**Description of the task:**
Among the entries below, find the lines with "JSON" and copy them.

**Data entries:**

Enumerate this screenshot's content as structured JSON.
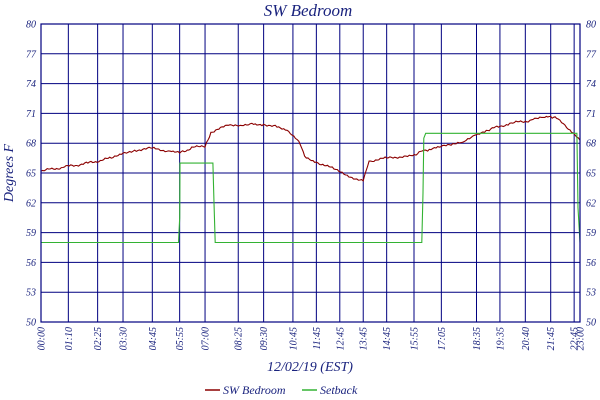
{
  "chart_data": {
    "type": "line",
    "title": "SW Bedroom",
    "xlabel": "12/02/19 (EST)",
    "ylabel": "Degrees F",
    "ylim": [
      50,
      80
    ],
    "y_ticks": [
      "80",
      "77",
      "74",
      "71",
      "68",
      "65",
      "62",
      "59",
      "56",
      "53",
      "50"
    ],
    "xlim": [
      "00:00",
      "23:00"
    ],
    "x_tick_labels": [
      "00:00",
      "01:10",
      "02:25",
      "03:30",
      "04:45",
      "05:55",
      "07:00",
      "08:25",
      "09:30",
      "10:45",
      "11:45",
      "12:45",
      "13:45",
      "14:45",
      "15:55",
      "17:05",
      "18:35",
      "19:35",
      "20:40",
      "21:45",
      "22:45",
      "23:00"
    ],
    "grid": true,
    "legend": "bottom",
    "series": [
      {
        "name": "SW Bedroom",
        "color": "#8b0000",
        "x": [
          "00:00",
          "01:00",
          "02:00",
          "03:00",
          "03:30",
          "04:00",
          "04:45",
          "05:30",
          "05:55",
          "06:30",
          "07:00",
          "07:15",
          "08:00",
          "08:30",
          "09:00",
          "09:30",
          "10:00",
          "10:30",
          "11:00",
          "11:15",
          "11:45",
          "12:30",
          "13:00",
          "13:45",
          "13:52",
          "14:00",
          "14:45",
          "15:30",
          "16:00",
          "16:20",
          "16:30",
          "17:00",
          "17:30",
          "18:00",
          "18:30",
          "19:00",
          "19:35",
          "20:00",
          "20:40",
          "21:00",
          "21:30",
          "21:45",
          "22:00",
          "22:30",
          "23:00"
        ],
        "y": [
          65.2,
          65.6,
          66.0,
          66.5,
          67.0,
          67.3,
          67.5,
          67.2,
          67.0,
          67.6,
          67.6,
          69.1,
          69.8,
          69.8,
          70.0,
          69.9,
          69.8,
          69.3,
          68.2,
          66.7,
          66.1,
          65.4,
          64.8,
          64.2,
          65.2,
          66.2,
          66.5,
          66.7,
          66.8,
          67.3,
          67.2,
          67.6,
          67.8,
          68.1,
          68.8,
          69.3,
          69.7,
          70.0,
          70.2,
          70.4,
          70.6,
          70.7,
          70.5,
          69.4,
          68.3
        ]
      },
      {
        "name": "Setback",
        "color": "#33b233",
        "x": [
          "00:00",
          "05:52",
          "05:55",
          "05:56",
          "07:20",
          "07:23",
          "07:26",
          "16:15",
          "16:18",
          "16:20",
          "16:25",
          "22:52",
          "22:55",
          "23:00"
        ],
        "y": [
          58.0,
          58.0,
          60.5,
          66.0,
          66.0,
          62.0,
          58.0,
          58.0,
          63.0,
          68.5,
          69.0,
          69.0,
          61.5,
          58.0
        ]
      }
    ]
  }
}
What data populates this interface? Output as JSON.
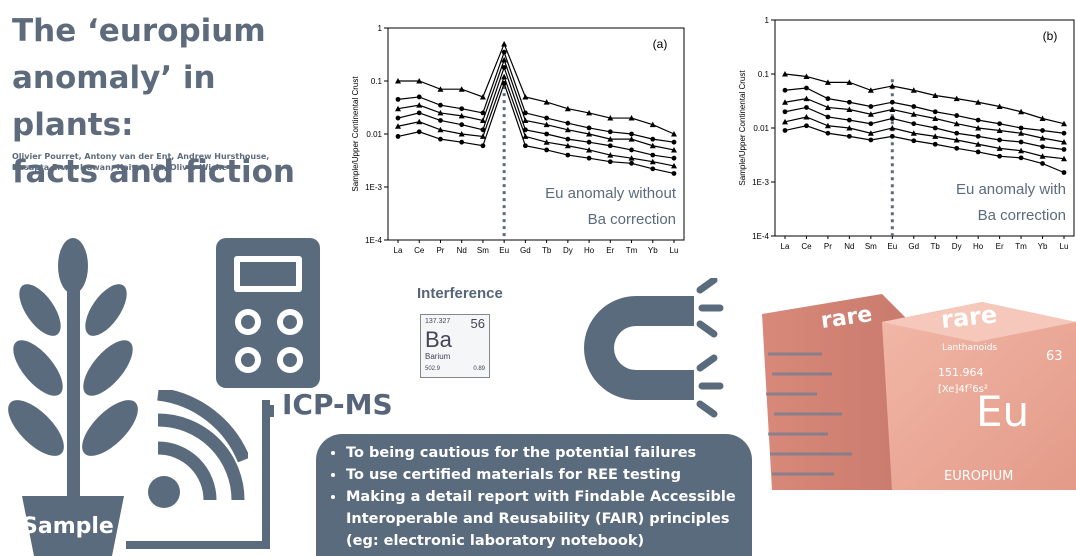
{
  "title": {
    "line1": "The ‘europium",
    "line2": "anomaly’ in plants:",
    "line3": "facts and fiction"
  },
  "authors": {
    "line1": "Olivier Pourret, Antony van der Ent, Andrew Hursthouse,",
    "line2": "Dasapta Erwin Irawan, Haiyan Liu, Oliver Wiche"
  },
  "colors": {
    "slate": "#5b6b7e",
    "rose": "#e8a090"
  },
  "chart_data": [
    {
      "type": "line",
      "panel_label": "(a)",
      "ylabel": "Sample/Upper Continental Crust",
      "yscale": "log",
      "ylim": [
        0.0001,
        1
      ],
      "yticks": [
        "1",
        "0.1",
        "0.01",
        "1E-3",
        "1E-4"
      ],
      "categories": [
        "La",
        "Ce",
        "Pr",
        "Nd",
        "Sm",
        "Eu",
        "Gd",
        "Tb",
        "Dy",
        "Ho",
        "Er",
        "Tm",
        "Yb",
        "Lu"
      ],
      "series": [
        {
          "values": [
            0.1,
            0.1,
            0.07,
            0.07,
            0.05,
            0.5,
            0.05,
            0.04,
            0.03,
            0.025,
            0.02,
            0.02,
            0.015,
            0.01
          ]
        },
        {
          "values": [
            0.045,
            0.05,
            0.035,
            0.03,
            0.025,
            0.35,
            0.025,
            0.02,
            0.016,
            0.013,
            0.011,
            0.01,
            0.008,
            0.007
          ]
        },
        {
          "values": [
            0.03,
            0.035,
            0.025,
            0.022,
            0.018,
            0.25,
            0.018,
            0.015,
            0.012,
            0.01,
            0.008,
            0.008,
            0.006,
            0.005
          ]
        },
        {
          "values": [
            0.02,
            0.025,
            0.018,
            0.015,
            0.012,
            0.18,
            0.012,
            0.01,
            0.008,
            0.007,
            0.006,
            0.005,
            0.004,
            0.0035
          ]
        },
        {
          "values": [
            0.014,
            0.017,
            0.012,
            0.01,
            0.009,
            0.12,
            0.009,
            0.007,
            0.006,
            0.005,
            0.004,
            0.0035,
            0.003,
            0.0025
          ]
        },
        {
          "values": [
            0.009,
            0.011,
            0.008,
            0.007,
            0.006,
            0.09,
            0.006,
            0.005,
            0.004,
            0.0035,
            0.003,
            0.0028,
            0.0022,
            0.0018
          ]
        }
      ],
      "annotation": {
        "line1": "Eu anomaly without",
        "line2": "Ba correction"
      }
    },
    {
      "type": "line",
      "panel_label": "(b)",
      "ylabel": "Sample/Upper Continental Crust",
      "yscale": "log",
      "ylim": [
        0.0001,
        1
      ],
      "yticks": [
        "1",
        "0.1",
        "0.01",
        "1E-3",
        "1E-4"
      ],
      "categories": [
        "La",
        "Ce",
        "Pr",
        "Nd",
        "Sm",
        "Eu",
        "Gd",
        "Tb",
        "Dy",
        "Ho",
        "Er",
        "Tm",
        "Yb",
        "Lu"
      ],
      "series": [
        {
          "values": [
            0.1,
            0.09,
            0.07,
            0.07,
            0.05,
            0.06,
            0.05,
            0.04,
            0.035,
            0.03,
            0.025,
            0.02,
            0.015,
            0.012
          ]
        },
        {
          "values": [
            0.05,
            0.055,
            0.035,
            0.03,
            0.025,
            0.03,
            0.025,
            0.02,
            0.017,
            0.014,
            0.012,
            0.01,
            0.009,
            0.008
          ]
        },
        {
          "values": [
            0.03,
            0.035,
            0.024,
            0.022,
            0.018,
            0.022,
            0.018,
            0.015,
            0.012,
            0.01,
            0.009,
            0.008,
            0.0065,
            0.0055
          ]
        },
        {
          "values": [
            0.02,
            0.024,
            0.016,
            0.014,
            0.012,
            0.015,
            0.012,
            0.01,
            0.008,
            0.007,
            0.006,
            0.0055,
            0.0045,
            0.004
          ]
        },
        {
          "values": [
            0.013,
            0.016,
            0.011,
            0.01,
            0.008,
            0.01,
            0.008,
            0.007,
            0.006,
            0.005,
            0.0042,
            0.0038,
            0.003,
            0.0027
          ]
        },
        {
          "values": [
            0.009,
            0.011,
            0.008,
            0.007,
            0.006,
            0.007,
            0.0058,
            0.005,
            0.0042,
            0.0036,
            0.003,
            0.0028,
            0.0022,
            0.0015
          ]
        }
      ],
      "annotation": {
        "line1": "Eu anomaly with",
        "line2": "Ba correction"
      }
    }
  ],
  "interference_label": "Interference",
  "barium_tile": {
    "mass": "137.327",
    "number": "56",
    "symbol": "Ba",
    "name": "Barium",
    "value_left": "502.9",
    "value_right": "0.89"
  },
  "icp_label": "ICP-MS",
  "sample_label": "Sample",
  "recommendations": [
    "To being cautious for the potential failures",
    "To use certified materials for REE testing",
    "Making a detail report with Findable Accessible Interoperable and Reusability (FAIR) principles (eg: electronic laboratory notebook)"
  ],
  "europium_cube": {
    "top_text": "rare",
    "side_text": "Lanthanoids",
    "number": "63",
    "mass": "151.964",
    "config": "[Xe]4f⁷6s²",
    "symbol": "Eu",
    "name": "EUROPIUM"
  }
}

**The output:**
Enumerate this screenshot's content as structured JSON.
What data populates this interface? Output as JSON.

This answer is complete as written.